>> START Given records

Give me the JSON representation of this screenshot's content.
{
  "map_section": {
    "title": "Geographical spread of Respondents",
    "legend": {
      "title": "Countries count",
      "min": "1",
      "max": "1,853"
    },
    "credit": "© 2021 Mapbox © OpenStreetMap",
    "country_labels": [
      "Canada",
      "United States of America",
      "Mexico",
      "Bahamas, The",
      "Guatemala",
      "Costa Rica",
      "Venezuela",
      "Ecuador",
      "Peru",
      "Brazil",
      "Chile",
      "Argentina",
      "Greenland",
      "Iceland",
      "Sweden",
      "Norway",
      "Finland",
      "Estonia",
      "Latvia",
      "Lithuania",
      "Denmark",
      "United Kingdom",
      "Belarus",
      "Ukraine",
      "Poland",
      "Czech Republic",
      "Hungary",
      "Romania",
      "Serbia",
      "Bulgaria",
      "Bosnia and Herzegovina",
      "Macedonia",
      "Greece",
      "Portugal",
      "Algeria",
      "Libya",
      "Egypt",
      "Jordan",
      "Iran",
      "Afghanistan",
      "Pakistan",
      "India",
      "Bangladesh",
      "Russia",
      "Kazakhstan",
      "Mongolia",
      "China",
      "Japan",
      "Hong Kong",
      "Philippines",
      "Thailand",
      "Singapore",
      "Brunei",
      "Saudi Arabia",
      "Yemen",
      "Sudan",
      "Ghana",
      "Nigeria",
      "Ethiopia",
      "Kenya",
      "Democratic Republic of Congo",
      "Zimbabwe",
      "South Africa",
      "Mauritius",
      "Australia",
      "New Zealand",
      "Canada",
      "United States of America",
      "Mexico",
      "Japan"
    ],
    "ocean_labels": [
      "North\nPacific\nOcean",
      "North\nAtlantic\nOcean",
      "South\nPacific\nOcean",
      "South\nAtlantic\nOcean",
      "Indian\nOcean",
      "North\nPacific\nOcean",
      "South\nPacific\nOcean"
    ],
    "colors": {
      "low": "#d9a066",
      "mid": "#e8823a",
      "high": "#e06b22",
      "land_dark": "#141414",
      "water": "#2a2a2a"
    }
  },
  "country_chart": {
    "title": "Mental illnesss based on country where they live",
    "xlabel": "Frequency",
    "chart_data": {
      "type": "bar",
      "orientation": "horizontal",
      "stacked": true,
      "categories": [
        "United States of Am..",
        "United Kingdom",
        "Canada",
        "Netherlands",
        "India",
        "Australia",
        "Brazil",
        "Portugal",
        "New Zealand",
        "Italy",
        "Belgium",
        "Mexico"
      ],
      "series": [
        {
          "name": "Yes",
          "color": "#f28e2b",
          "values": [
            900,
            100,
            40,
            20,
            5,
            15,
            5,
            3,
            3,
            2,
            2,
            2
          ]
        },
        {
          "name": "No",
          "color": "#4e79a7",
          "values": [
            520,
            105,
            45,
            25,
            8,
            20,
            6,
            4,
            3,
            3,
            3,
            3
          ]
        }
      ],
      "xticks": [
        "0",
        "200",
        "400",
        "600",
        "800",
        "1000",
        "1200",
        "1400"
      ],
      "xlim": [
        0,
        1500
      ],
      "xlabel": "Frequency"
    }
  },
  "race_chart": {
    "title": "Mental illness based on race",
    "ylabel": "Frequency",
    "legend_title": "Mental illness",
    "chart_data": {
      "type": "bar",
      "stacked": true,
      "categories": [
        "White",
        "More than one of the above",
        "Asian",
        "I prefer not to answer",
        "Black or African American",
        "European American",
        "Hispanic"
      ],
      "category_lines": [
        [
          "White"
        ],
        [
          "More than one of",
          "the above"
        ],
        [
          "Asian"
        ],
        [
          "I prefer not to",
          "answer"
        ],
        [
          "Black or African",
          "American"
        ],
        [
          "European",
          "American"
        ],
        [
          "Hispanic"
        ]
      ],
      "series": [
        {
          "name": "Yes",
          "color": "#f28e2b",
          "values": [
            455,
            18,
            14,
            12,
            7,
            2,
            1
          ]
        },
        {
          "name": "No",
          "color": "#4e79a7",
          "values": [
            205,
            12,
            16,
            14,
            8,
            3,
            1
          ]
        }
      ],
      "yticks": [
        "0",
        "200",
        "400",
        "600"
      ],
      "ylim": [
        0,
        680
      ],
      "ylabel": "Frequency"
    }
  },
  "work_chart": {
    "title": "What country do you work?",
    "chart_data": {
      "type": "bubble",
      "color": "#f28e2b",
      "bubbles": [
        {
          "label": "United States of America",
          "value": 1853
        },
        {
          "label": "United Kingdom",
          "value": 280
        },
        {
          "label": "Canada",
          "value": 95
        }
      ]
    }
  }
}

>> END Given records

Your task -> Go through the material and copy out every line with "Kingdom" in it.

Written solution ->
      "United Kingdom",
        "United Kingdom",
          "label": "United Kingdom",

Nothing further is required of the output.